Challenge
Pull out every line with the word "Kiều" from the entries below.

Record extracts
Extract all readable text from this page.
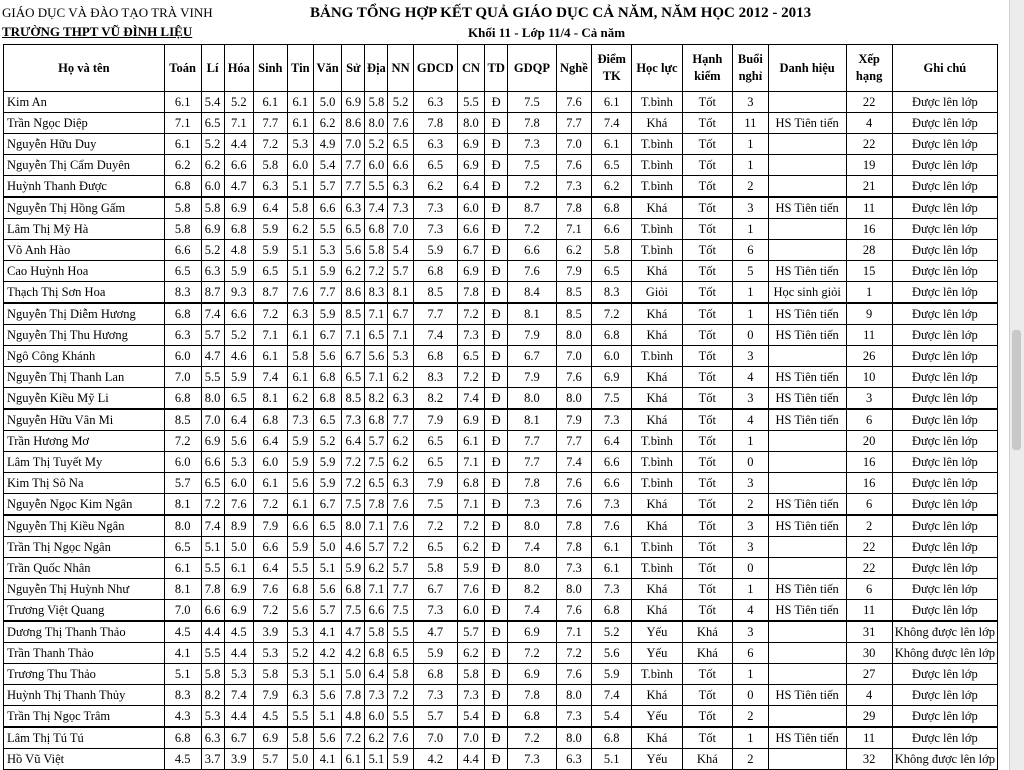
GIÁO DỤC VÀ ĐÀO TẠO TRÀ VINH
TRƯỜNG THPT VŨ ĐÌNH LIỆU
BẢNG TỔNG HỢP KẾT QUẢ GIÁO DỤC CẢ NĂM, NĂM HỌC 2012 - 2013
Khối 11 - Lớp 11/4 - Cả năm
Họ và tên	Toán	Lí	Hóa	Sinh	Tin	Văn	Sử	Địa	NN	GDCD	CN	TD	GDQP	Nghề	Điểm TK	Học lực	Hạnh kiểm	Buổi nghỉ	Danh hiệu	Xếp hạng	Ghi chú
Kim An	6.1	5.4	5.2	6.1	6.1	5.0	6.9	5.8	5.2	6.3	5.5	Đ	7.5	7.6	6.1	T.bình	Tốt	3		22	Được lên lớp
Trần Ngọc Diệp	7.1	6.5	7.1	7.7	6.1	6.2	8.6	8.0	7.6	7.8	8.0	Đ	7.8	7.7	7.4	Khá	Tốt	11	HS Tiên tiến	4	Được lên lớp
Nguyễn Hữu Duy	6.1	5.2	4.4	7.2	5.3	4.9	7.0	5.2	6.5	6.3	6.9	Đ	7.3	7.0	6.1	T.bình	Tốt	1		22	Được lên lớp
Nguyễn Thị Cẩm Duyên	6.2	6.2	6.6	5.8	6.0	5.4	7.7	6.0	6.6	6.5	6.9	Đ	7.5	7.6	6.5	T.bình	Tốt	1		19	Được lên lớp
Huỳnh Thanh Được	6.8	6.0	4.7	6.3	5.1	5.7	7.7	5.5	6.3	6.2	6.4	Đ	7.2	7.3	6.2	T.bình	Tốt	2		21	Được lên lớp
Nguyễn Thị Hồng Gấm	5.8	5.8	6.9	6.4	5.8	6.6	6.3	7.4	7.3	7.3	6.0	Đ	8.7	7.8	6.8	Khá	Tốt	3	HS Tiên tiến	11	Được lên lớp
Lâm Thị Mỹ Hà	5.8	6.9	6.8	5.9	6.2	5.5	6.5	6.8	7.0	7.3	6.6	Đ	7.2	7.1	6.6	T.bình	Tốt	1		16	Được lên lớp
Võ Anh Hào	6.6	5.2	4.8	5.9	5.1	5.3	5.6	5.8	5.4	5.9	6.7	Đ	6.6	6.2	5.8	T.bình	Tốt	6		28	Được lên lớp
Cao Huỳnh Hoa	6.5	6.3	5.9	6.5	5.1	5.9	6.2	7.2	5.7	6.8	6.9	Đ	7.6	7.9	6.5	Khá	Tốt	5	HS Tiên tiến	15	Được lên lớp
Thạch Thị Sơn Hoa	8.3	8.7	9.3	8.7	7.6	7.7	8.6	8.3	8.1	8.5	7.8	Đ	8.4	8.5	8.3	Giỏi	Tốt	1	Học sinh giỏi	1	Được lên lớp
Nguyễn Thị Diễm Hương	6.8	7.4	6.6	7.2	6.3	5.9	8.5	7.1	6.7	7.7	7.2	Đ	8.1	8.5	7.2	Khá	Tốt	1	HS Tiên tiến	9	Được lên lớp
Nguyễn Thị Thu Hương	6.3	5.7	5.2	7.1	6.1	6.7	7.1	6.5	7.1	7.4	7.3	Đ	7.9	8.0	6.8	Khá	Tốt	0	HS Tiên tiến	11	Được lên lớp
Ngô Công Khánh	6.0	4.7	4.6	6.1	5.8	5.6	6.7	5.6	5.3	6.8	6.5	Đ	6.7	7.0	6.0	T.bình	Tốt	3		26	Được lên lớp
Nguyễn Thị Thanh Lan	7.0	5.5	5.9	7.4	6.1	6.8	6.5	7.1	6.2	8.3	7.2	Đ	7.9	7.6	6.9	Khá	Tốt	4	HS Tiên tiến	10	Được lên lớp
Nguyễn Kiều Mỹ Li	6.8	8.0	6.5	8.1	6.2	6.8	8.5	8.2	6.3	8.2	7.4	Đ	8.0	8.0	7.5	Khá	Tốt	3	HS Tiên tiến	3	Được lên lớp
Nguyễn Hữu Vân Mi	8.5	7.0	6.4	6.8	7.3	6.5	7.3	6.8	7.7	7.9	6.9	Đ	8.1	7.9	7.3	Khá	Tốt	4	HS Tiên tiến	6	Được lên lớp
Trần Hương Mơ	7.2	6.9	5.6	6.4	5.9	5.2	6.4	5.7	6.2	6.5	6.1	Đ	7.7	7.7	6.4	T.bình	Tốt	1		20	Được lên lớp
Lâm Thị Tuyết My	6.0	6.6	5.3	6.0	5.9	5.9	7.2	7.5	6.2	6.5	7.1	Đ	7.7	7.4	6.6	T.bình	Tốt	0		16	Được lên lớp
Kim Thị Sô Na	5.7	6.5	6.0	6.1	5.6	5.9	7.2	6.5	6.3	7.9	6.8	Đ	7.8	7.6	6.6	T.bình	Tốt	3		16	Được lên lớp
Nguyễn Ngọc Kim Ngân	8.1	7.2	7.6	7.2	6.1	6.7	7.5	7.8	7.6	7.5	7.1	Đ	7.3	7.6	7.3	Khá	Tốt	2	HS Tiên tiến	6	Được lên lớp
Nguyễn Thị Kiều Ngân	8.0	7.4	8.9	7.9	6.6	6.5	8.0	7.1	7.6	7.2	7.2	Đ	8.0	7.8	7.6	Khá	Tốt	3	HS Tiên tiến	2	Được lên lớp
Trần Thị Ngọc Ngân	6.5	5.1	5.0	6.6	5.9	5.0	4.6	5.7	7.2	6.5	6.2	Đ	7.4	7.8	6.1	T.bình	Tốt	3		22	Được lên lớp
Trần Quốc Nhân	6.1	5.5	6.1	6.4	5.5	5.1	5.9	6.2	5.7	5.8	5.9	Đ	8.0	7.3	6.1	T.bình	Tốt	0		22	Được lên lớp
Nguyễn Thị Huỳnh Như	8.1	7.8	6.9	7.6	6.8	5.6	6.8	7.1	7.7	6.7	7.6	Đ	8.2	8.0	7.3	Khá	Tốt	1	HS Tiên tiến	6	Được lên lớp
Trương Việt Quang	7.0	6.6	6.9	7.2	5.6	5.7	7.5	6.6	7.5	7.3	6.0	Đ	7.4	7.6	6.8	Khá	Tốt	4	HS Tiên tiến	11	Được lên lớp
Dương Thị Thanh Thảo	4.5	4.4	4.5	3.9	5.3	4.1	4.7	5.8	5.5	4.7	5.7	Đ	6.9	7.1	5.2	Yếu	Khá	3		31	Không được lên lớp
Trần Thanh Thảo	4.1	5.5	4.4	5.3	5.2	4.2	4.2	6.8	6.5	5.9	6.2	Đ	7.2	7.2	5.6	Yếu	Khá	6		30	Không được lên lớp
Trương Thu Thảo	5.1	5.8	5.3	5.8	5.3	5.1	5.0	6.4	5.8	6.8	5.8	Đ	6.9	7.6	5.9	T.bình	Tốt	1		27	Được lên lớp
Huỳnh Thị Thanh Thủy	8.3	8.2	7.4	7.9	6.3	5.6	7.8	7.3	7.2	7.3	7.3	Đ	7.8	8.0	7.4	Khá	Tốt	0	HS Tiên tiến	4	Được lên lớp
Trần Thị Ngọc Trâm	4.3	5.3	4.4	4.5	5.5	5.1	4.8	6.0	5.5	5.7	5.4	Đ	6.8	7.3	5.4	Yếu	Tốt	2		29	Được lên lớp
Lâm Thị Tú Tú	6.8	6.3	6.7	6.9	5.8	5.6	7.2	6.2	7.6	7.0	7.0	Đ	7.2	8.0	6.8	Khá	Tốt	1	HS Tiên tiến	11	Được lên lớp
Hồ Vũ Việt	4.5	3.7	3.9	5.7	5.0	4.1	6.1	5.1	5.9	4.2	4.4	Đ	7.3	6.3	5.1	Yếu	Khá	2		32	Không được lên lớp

---

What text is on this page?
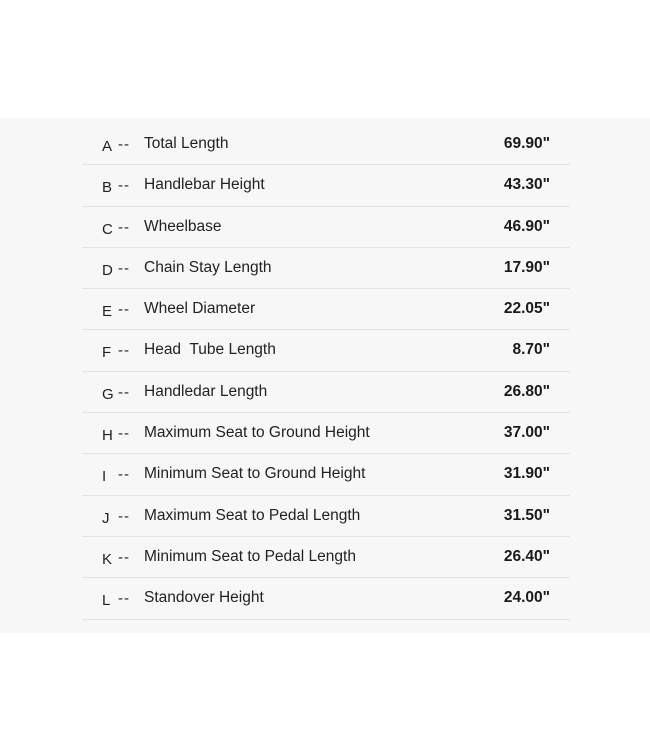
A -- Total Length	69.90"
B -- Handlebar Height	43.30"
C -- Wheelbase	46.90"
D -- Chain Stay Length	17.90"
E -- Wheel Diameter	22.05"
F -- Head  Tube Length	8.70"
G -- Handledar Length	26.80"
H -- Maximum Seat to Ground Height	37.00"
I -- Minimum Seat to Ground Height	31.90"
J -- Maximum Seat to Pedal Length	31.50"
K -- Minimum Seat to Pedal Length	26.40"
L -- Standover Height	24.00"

Completed exercise
Nguyễn Kiều Mỹ Li	6.8	8.0	6.5	8.1	6.2	6.8	8.5	8.2	6.3	8.2	7.4	Đ	8.0	8.0	7.5	Khá	Tốt	3	HS Tiên tiến	3	Được lên lớp
Nguyễn Thị Kiều Ngân	8.0	7.4	8.9	7.9	6.6	6.5	8.0	7.1	7.6	7.2	7.2	Đ	8.0	7.8	7.6	Khá	Tốt	3	HS Tiên tiến	2	Được lên lớp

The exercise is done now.